##### RECORDS SHOWN #####
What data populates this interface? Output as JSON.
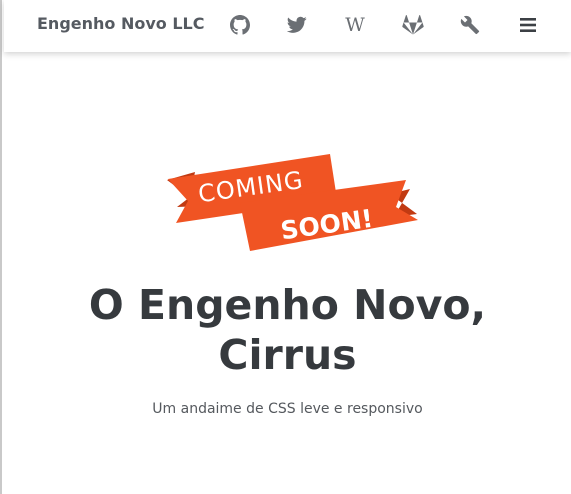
{
  "navbar": {
    "brand": "Engenho Novo LLC",
    "icons": [
      "github-icon",
      "twitter-icon",
      "wikipedia-icon",
      "gitlab-icon",
      "wrench-icon",
      "menu-icon"
    ],
    "icon_color": "#6b6f74"
  },
  "hero": {
    "badge_line1": "COMING",
    "badge_line2": "SOON!",
    "title_line1": "O Engenho Novo,",
    "title_line2": "Cirrus",
    "subtitle": "Um andaime de CSS leve e responsivo"
  },
  "colors": {
    "ribbon": "#f05423",
    "ribbon_dark": "#c13a12",
    "ribbon_fold": "#f6b192",
    "heading": "#363a3e",
    "brand": "#555a61"
  }
}
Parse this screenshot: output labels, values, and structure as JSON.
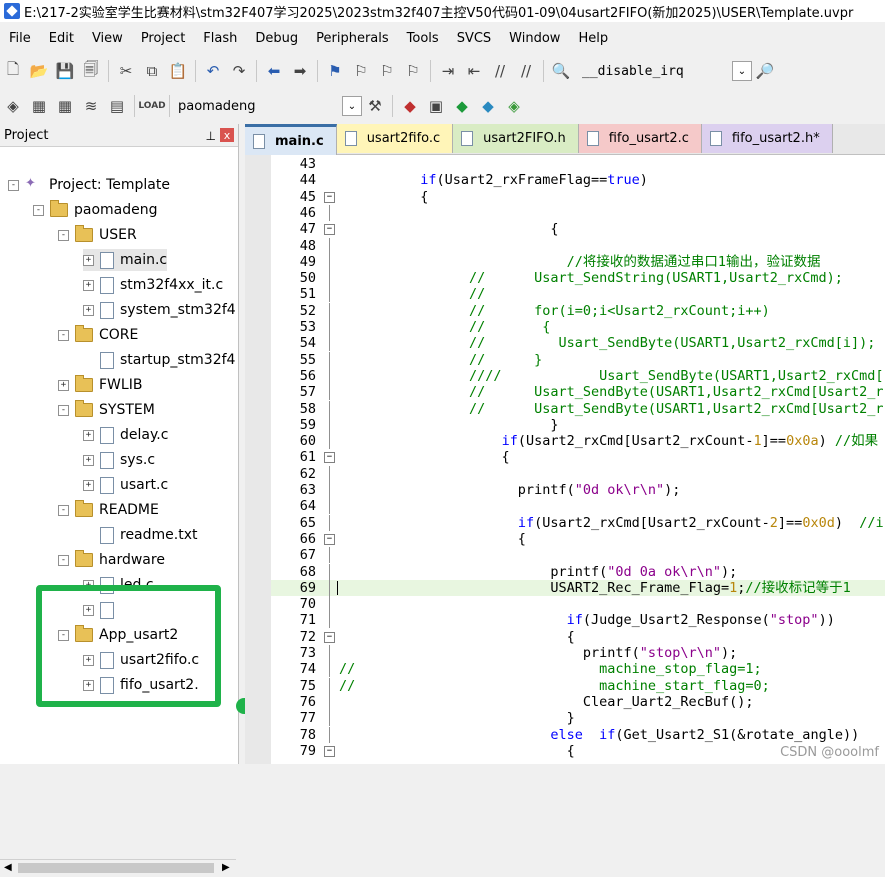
#####
> [TASK TO CARRY OUT]
Transcribe every line in the entries above, taking out only the images.

> [SOLUTION TO THE EXERCISE]
What data populates this interface? Output as JSON.
{
  "navbar": {
    "brand": "Engenho Novo LLC",
    "icons": [
      "github-icon",
      "twitter-icon",
      "wikipedia-icon",
      "gitlab-icon",
      "wrench-icon",
      "menu-icon"
    ],
    "icon_color": "#6b6f74"
  },
  "hero": {
    "badge_line1": "COMING",
    "badge_line2": "SOON!",
    "title_line1": "O Engenho Novo,",
    "title_line2": "Cirrus",
    "subtitle": "Um andaime de CSS leve e responsivo"
  },
  "colors": {
    "ribbon": "#f05423",
    "ribbon_dark": "#c13a12",
    "ribbon_fold": "#f6b192",
    "heading": "#363a3e",
    "brand": "#555a61"
  }
}
Parse this screenshot: output labels, values, and structure as JSON.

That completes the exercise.